** start of RAW DATA **

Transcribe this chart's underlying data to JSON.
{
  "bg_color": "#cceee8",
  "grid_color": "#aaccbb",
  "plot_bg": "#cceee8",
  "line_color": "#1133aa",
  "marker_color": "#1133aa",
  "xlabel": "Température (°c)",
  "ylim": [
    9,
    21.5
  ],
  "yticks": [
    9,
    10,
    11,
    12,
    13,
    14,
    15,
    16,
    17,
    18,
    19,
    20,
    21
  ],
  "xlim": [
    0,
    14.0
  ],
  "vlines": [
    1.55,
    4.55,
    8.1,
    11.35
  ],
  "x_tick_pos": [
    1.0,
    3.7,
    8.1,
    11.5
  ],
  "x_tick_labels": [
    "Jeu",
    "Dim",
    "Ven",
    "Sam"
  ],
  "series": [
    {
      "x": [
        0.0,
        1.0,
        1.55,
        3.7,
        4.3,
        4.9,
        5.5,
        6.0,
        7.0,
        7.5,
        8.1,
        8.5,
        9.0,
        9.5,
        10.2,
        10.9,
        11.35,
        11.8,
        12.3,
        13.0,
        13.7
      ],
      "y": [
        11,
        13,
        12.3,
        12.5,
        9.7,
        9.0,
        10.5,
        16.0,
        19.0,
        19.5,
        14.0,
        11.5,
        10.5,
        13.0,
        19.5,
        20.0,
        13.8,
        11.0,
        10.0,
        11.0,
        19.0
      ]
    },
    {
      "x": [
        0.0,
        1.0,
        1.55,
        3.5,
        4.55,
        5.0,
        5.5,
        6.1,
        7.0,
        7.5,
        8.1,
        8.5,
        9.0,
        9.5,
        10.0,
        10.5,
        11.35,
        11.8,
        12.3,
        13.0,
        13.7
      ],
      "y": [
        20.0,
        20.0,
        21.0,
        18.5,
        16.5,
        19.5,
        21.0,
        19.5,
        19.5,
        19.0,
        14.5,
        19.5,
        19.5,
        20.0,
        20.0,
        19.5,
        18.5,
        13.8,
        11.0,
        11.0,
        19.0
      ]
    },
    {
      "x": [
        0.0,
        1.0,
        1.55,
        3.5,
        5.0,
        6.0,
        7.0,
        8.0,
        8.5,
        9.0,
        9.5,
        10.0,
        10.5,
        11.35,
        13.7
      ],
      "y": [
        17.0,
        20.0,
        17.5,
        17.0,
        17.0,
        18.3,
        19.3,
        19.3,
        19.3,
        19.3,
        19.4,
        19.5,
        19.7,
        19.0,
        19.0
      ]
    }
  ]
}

** end of RAW DATA **

Give back all the data exactly as written.

Transcribe this chart's underlying data to JSON.
{
  "bg_color": "#cceee8",
  "grid_color": "#aaccbb",
  "plot_bg": "#cceee8",
  "line_color": "#1133aa",
  "marker_color": "#1133aa",
  "xlabel": "Température (°c)",
  "ylim": [
    9,
    21.5
  ],
  "yticks": [
    9,
    10,
    11,
    12,
    13,
    14,
    15,
    16,
    17,
    18,
    19,
    20,
    21
  ],
  "xlim": [
    0,
    14.0
  ],
  "vlines": [
    1.55,
    4.55,
    8.1,
    11.35
  ],
  "x_tick_pos": [
    1.0,
    3.7,
    8.1,
    11.5
  ],
  "x_tick_labels": [
    "Jeu",
    "Dim",
    "Ven",
    "Sam"
  ],
  "series": [
    {
      "x": [
        0.0,
        1.0,
        1.55,
        3.7,
        4.3,
        4.9,
        5.5,
        6.0,
        7.0,
        7.5,
        8.1,
        8.5,
        9.0,
        9.5,
        10.2,
        10.9,
        11.35,
        11.8,
        12.3,
        13.0,
        13.7
      ],
      "y": [
        11,
        13,
        12.3,
        12.5,
        9.7,
        9.0,
        10.5,
        16.0,
        19.0,
        19.5,
        14.0,
        11.5,
        10.5,
        13.0,
        19.5,
        20.0,
        13.8,
        11.0,
        10.0,
        11.0,
        19.0
      ]
    },
    {
      "x": [
        0.0,
        1.0,
        1.55,
        3.5,
        4.55,
        5.0,
        5.5,
        6.1,
        7.0,
        7.5,
        8.1,
        8.5,
        9.0,
        9.5,
        10.0,
        10.5,
        11.35,
        11.8,
        12.3,
        13.0,
        13.7
      ],
      "y": [
        20.0,
        20.0,
        21.0,
        18.5,
        16.5,
        19.5,
        21.0,
        19.5,
        19.5,
        19.0,
        14.5,
        19.5,
        19.5,
        20.0,
        20.0,
        19.5,
        18.5,
        13.8,
        11.0,
        11.0,
        19.0
      ]
    },
    {
      "x": [
        0.0,
        1.0,
        1.55,
        3.5,
        5.0,
        6.0,
        7.0,
        8.0,
        8.5,
        9.0,
        9.5,
        10.0,
        10.5,
        11.35,
        13.7
      ],
      "y": [
        17.0,
        20.0,
        17.5,
        17.0,
        17.0,
        18.3,
        19.3,
        19.3,
        19.3,
        19.3,
        19.4,
        19.5,
        19.7,
        19.0,
        19.0
      ]
    }
  ]
}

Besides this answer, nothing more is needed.